◆ What you have to do ◆
Set down each record below precisely, skipping the pictures.

◆ Stored data ◆
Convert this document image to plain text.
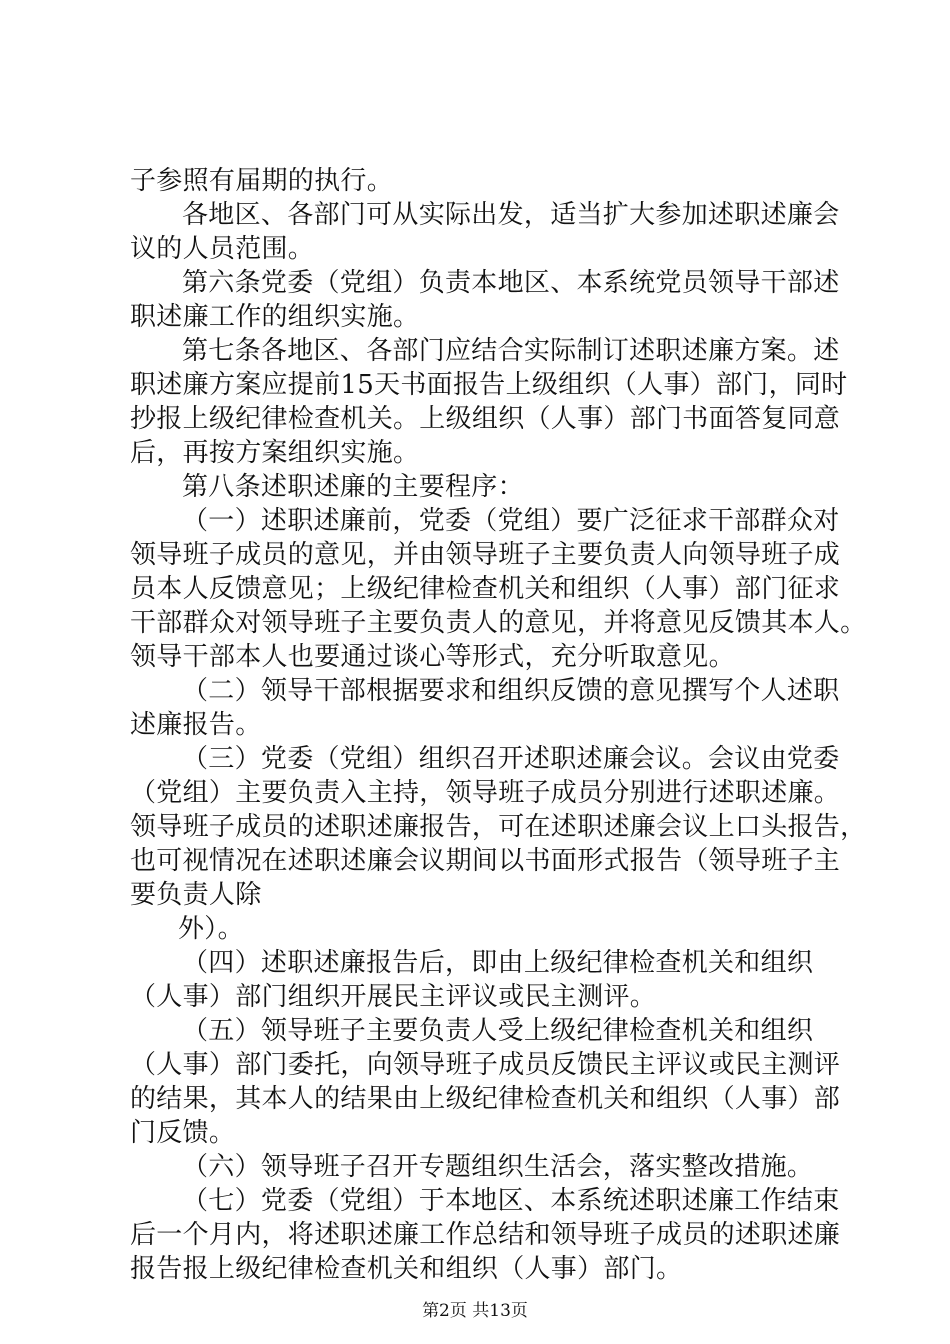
子参照有届期的执行。
各地区、各部门可从实际出发，适当扩大参加述职述廉会
议的人员范围。
第六条党委（党组）负责本地区、本系统党员领导干部述
职述廉工作的组织实施。
第七条各地区、各部门应结合实际制订述职述廉方案。述
职述廉方案应提前15天书面报告上级组织（人事）部门，同时
抄报上级纪律检查机关。上级组织（人事）部门书面答复同意
后，再按方案组织实施。
第八条述职述廉的主要程序：
（一）述职述廉前，党委（党组）要广泛征求干部群众对
领导班子成员的意见，并由领导班子主要负责人向领导班子成
员本人反馈意见；上级纪律检查机关和组织（人事）部门征求
干部群众对领导班子主要负责人的意见，并将意见反馈其本人。
领导干部本人也要通过谈心等形式，充分听取意见。
（二）领导干部根据要求和组织反馈的意见撰写个人述职
述廉报告。
（三）党委（党组）组织召开述职述廉会议。会议由党委
（党组）主要负责入主持，领导班子成员分别进行述职述廉。
领导班子成员的述职述廉报告，可在述职述廉会议上口头报告，
也可视情况在述职述廉会议期间以书面形式报告（领导班子主
要负责人除
外）。
（四）述职述廉报告后，即由上级纪律检查机关和组织
（人事）部门组织开展民主评议或民主测评。
（五）领导班子主要负责人受上级纪律检查机关和组织
（人事）部门委托，向领导班子成员反馈民主评议或民主测评
的结果，其本人的结果由上级纪律检查机关和组织（人事）部
门反馈。
（六）领导班子召开专题组织生活会，落实整改措施。
（七）党委（党组）于本地区、本系统述职述廉工作结束
后一个月内，将述职述廉工作总结和领导班子成员的述职述廉
报告报上级纪律检查机关和组织（人事）部门。
第2页 共13页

◆ Exercise response ◆
Convert this document image to plain text.
子参照有届期的执行。
各地区、各部门可从实际出发，适当扩大参加述职述廉会
议的人员范围。
第六条党委（党组）负责本地区、本系统党员领导干部述
职述廉工作的组织实施。
第七条各地区、各部门应结合实际制订述职述廉方案。述
职述廉方案应提前15天书面报告上级组织（人事）部门，同时
抄报上级纪律检查机关。上级组织（人事）部门书面答复同意
后，再按方案组织实施。
第八条述职述廉的主要程序：
（一）述职述廉前，党委（党组）要广泛征求干部群众对
领导班子成员的意见，并由领导班子主要负责人向领导班子成
员本人反馈意见；上级纪律检查机关和组织（人事）部门征求
干部群众对领导班子主要负责人的意见，并将意见反馈其本人。
领导干部本人也要通过谈心等形式，充分听取意见。
（二）领导干部根据要求和组织反馈的意见撰写个人述职
述廉报告。
（三）党委（党组）组织召开述职述廉会议。会议由党委
（党组）主要负责入主持，领导班子成员分别进行述职述廉。
领导班子成员的述职述廉报告，可在述职述廉会议上口头报告，
也可视情况在述职述廉会议期间以书面形式报告（领导班子主
要负责人除
外）。
（四）述职述廉报告后，即由上级纪律检查机关和组织
（人事）部门组织开展民主评议或民主测评。
（五）领导班子主要负责人受上级纪律检查机关和组织
（人事）部门委托，向领导班子成员反馈民主评议或民主测评
的结果，其本人的结果由上级纪律检查机关和组织（人事）部
门反馈。
（六）领导班子召开专题组织生活会，落实整改措施。
（七）党委（党组）于本地区、本系统述职述廉工作结束
后一个月内，将述职述廉工作总结和领导班子成员的述职述廉
报告报上级纪律检查机关和组织（人事）部门。
第2页 共13页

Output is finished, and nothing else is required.